[start of RECORDS FOR THE EXERCISE]
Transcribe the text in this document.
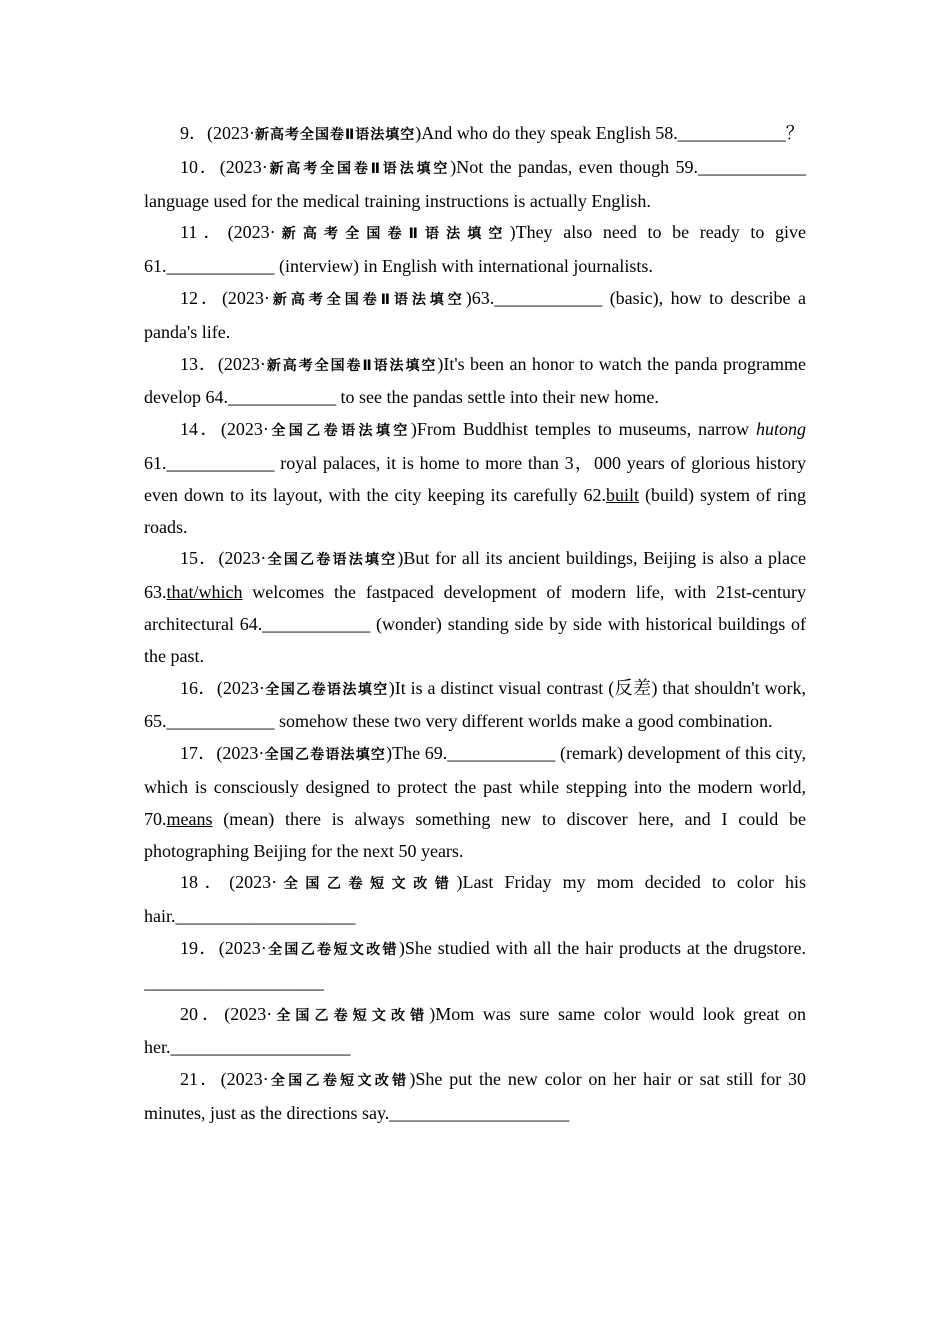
9．(2023·新高考全国卷Ⅱ语法填空)And who do they speak English 58.____________？

10．(2023·新高考全国卷Ⅱ语法填空)Not the pandas, even though 59.____________ language used for the medical training instructions is actually English.

11．(2023·新高考全国卷Ⅱ语法填空)They also need to be ready to give 61.____________ (interview) in English with international journalists.

12．(2023·新高考全国卷Ⅱ语法填空)63.____________ (basic), how to describe a panda's life.

13．(2023·新高考全国卷Ⅱ语法填空)It's been an honor to watch the panda programme develop 64.____________ to see the pandas settle into their new home.

14．(2023·全国乙卷语法填空)From Buddhist temples to museums, narrow hutong 61.____________ royal palaces, it is home to more than 3，000 years of glorious history even down to its layout, with the city keeping its carefully 62.built (build) system of ring roads.

15．(2023·全国乙卷语法填空)But for all its ancient buildings, Beijing is also a place 63.that/which welcomes the fastpaced development of modern life, with 21st-century architectural 64.____________ (wonder) standing side by side with historical buildings of the past.

16．(2023·全国乙卷语法填空)It is a distinct visual contrast (反差) that shouldn't work, 65.____________ somehow these two very different worlds make a good combination.

17．(2023·全国乙卷语法填空)The 69.____________ (remark) development of this city, which is consciously designed to protect the past while stepping into the modern world, 70.means (mean) there is always something new to discover here, and I could be photographing Beijing for the next 50 years.

18．(2023·全国乙卷短文改错)Last Friday my mom decided to color his hair.____________________

19．(2023·全国乙卷短文改错)She studied with all the hair products at the drugstore. ____________________

20．(2023·全国乙卷短文改错)Mom was sure same color would look great on her.____________________

21．(2023·全国乙卷短文改错)She put the new color on her hair or sat still for 30 minutes, just as the directions say.____________________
[end of RECORDS FOR THE EXERCISE]
THE TASK:
Using the material above, return every line exactly as it appears, minus the pictures.

TASK RESULT:
Transcribe the text in this document.
9．(2023·新高考全国卷Ⅱ语法填空)And who do they speak English 58.____________？

10．(2023·新高考全国卷Ⅱ语法填空)Not the pandas, even though 59.____________ language used for the medical training instructions is actually English.

11．(2023·新高考全国卷Ⅱ语法填空)They also need to be ready to give 61.____________ (interview) in English with international journalists.

12．(2023·新高考全国卷Ⅱ语法填空)63.____________ (basic), how to describe a panda's life.

13．(2023·新高考全国卷Ⅱ语法填空)It's been an honor to watch the panda programme develop 64.____________ to see the pandas settle into their new home.

14．(2023·全国乙卷语法填空)From Buddhist temples to museums, narrow hutong 61.____________ royal palaces, it is home to more than 3，000 years of glorious history even down to its layout, with the city keeping its carefully 62.built (build) system of ring roads.

15．(2023·全国乙卷语法填空)But for all its ancient buildings, Beijing is also a place 63.that/which welcomes the fastpaced development of modern life, with 21st-century architectural 64.____________ (wonder) standing side by side with historical buildings of the past.

16．(2023·全国乙卷语法填空)It is a distinct visual contrast (反差) that shouldn't work, 65.____________ somehow these two very different worlds make a good combination.

17．(2023·全国乙卷语法填空)The 69.____________ (remark) development of this city, which is consciously designed to protect the past while stepping into the modern world, 70.means (mean) there is always something new to discover here, and I could be photographing Beijing for the next 50 years.

18．(2023·全国乙卷短文改错)Last Friday my mom decided to color his hair.____________________

19．(2023·全国乙卷短文改错)She studied with all the hair products at the drugstore. ____________________

20．(2023·全国乙卷短文改错)Mom was sure same color would look great on her.____________________

21．(2023·全国乙卷短文改错)She put the new color on her hair or sat still for 30 minutes, just as the directions say.____________________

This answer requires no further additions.